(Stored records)
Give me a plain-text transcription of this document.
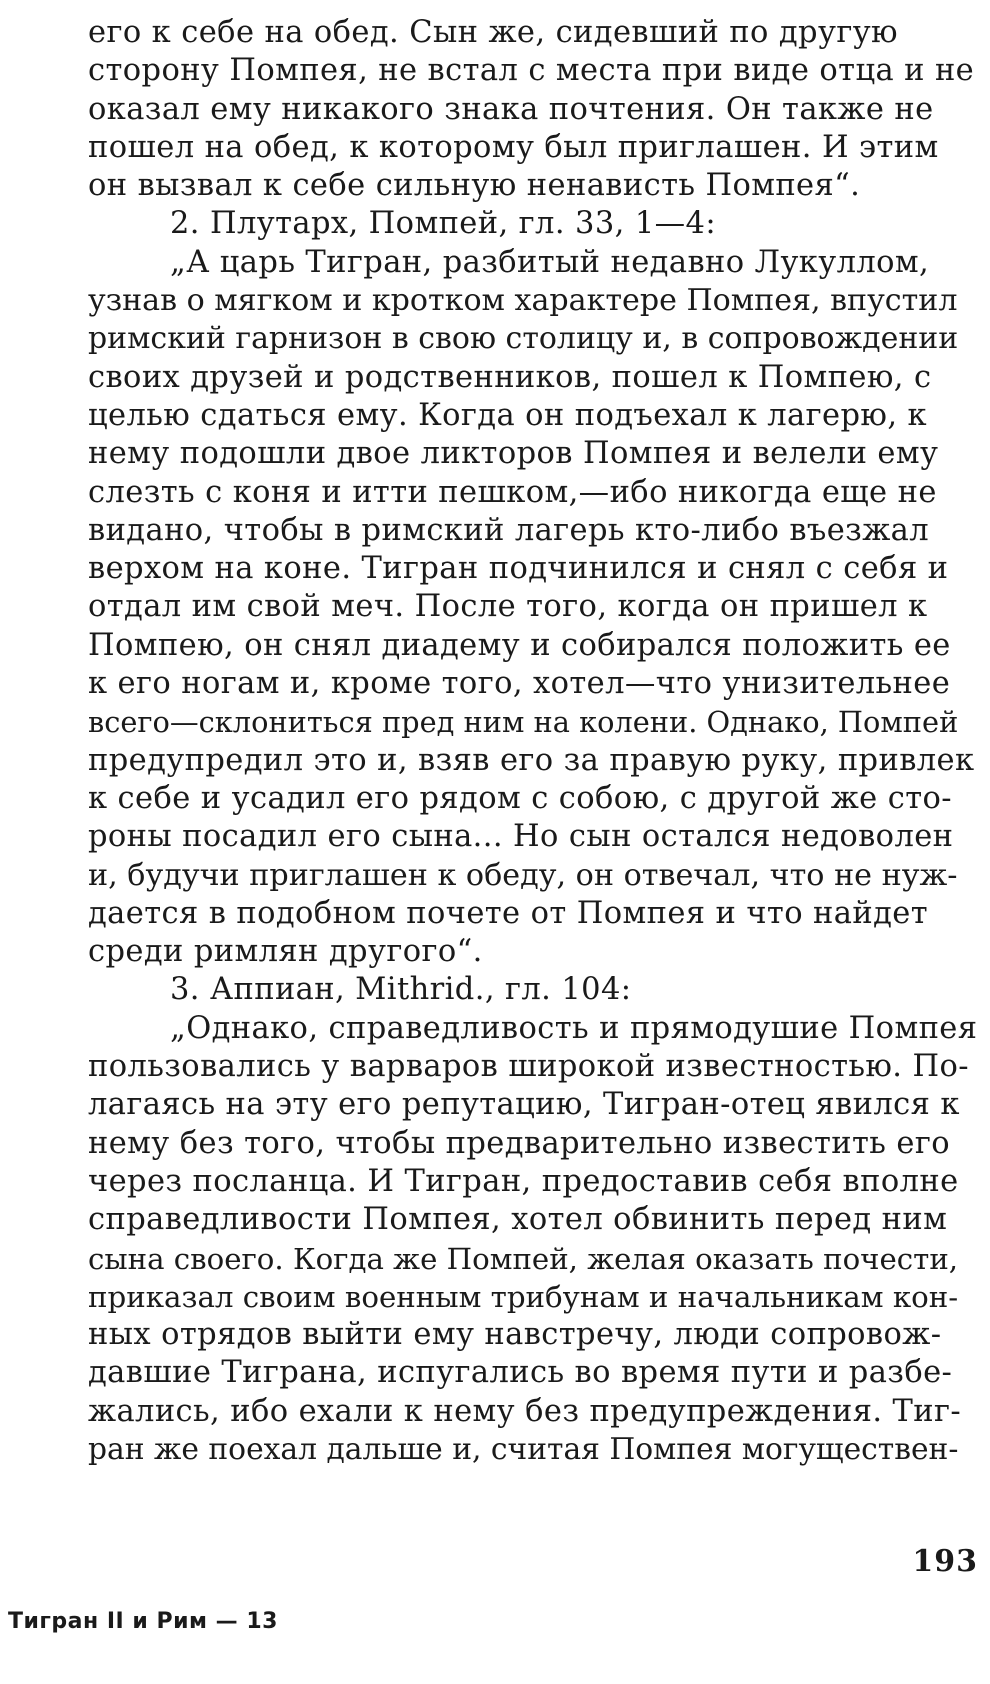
его к себе на обед. Сын же, сидевший по другую
сторону Помпея, не встал с места при виде отца и не
оказал ему никакого знака почтения. Он также не
пошел на обед, к которому был приглашен. И этим
он вызвал к себе сильную ненависть Помпея“.
2. Плутарх, Помпей, гл. 33, 1—4:
„А царь Тигран, разбитый недавно Лукуллом,
узнав о мягком и кротком характере Помпея, впустил
римский гарнизон в свою столицу и, в сопровождении
своих друзей и родственников, пошел к Помпею, с
целью сдаться ему. Когда он подъехал к лагерю, к
нему подошли двое ликторов Помпея и велели ему
слезть с коня и итти пешком,—ибо никогда еще не
видано, чтобы в римский лагерь кто-либо въезжал
верхом на коне. Тигран подчинился и снял с себя и
отдал им свой меч. После того, когда он пришел к
Помпею, он снял диадему и собирался положить ее
к его ногам и, кроме того, хотел—что унизительнее
всего—склониться пред ним на колени. Однако, Помпей
предупредил это и, взяв его за правую руку, привлек
к себе и усадил его рядом с собою, с другой же сто-
роны посадил его сына... Но сын остался недоволен
и, будучи приглашен к обеду, он отвечал, что не нуж-
дается в подобном почете от Помпея и что найдет
среди римлян другого“.
3. Аппиан, Mithrid., гл. 104:
„Однако, справедливость и прямодушие Помпея
пользовались у варваров широкой известностью. По-
лагаясь на эту его репутацию, Тигран-отец явился к
нему без того, чтобы предварительно известить его
через посланца. И Тигран, предоставив себя вполне
справедливости Помпея, хотел обвинить перед ним
сына своего. Когда же Помпей, желая оказать почести,
приказал своим военным трибунам и начальникам кон-
ных отрядов выйти ему навстречу, люди сопровож-
давшие Тиграна, испугались во время пути и разбе-
жались, ибо ехали к нему без предупреждения. Тиг-
ран же поехал дальше и, считая Помпея могуществен-
193
Тигран II и Рим — 13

* YOUR INSTRUCTIONS: Pictures don't belong in the copy. Restate all the entries exactly.

* EXERCISE RESPONSE:
Give me a plain-text transcription of this document.
его к себе на обед. Сын же, сидевший по другую
сторону Помпея, не встал с места при виде отца и не
оказал ему никакого знака почтения. Он также не
пошел на обед, к которому был приглашен. И этим
он вызвал к себе сильную ненависть Помпея“.
2. Плутарх, Помпей, гл. 33, 1—4:
„А царь Тигран, разбитый недавно Лукуллом,
узнав о мягком и кротком характере Помпея, впустил
римский гарнизон в свою столицу и, в сопровождении
своих друзей и родственников, пошел к Помпею, с
целью сдаться ему. Когда он подъехал к лагерю, к
нему подошли двое ликторов Помпея и велели ему
слезть с коня и итти пешком,—ибо никогда еще не
видано, чтобы в римский лагерь кто-либо въезжал
верхом на коне. Тигран подчинился и снял с себя и
отдал им свой меч. После того, когда он пришел к
Помпею, он снял диадему и собирался положить ее
к его ногам и, кроме того, хотел—что унизительнее
всего—склониться пред ним на колени. Однако, Помпей
предупредил это и, взяв его за правую руку, привлек
к себе и усадил его рядом с собою, с другой же сто-
роны посадил его сына... Но сын остался недоволен
и, будучи приглашен к обеду, он отвечал, что не нуж-
дается в подобном почете от Помпея и что найдет
среди римлян другого“.
3. Аппиан, Mithrid., гл. 104:
„Однако, справедливость и прямодушие Помпея
пользовались у варваров широкой известностью. По-
лагаясь на эту его репутацию, Тигран-отец явился к
нему без того, чтобы предварительно известить его
через посланца. И Тигран, предоставив себя вполне
справедливости Помпея, хотел обвинить перед ним
сына своего. Когда же Помпей, желая оказать почести,
приказал своим военным трибунам и начальникам кон-
ных отрядов выйти ему навстречу, люди сопровож-
давшие Тиграна, испугались во время пути и разбе-
жались, ибо ехали к нему без предупреждения. Тиг-
ран же поехал дальше и, считая Помпея могуществен-
193
Тигран II и Рим — 13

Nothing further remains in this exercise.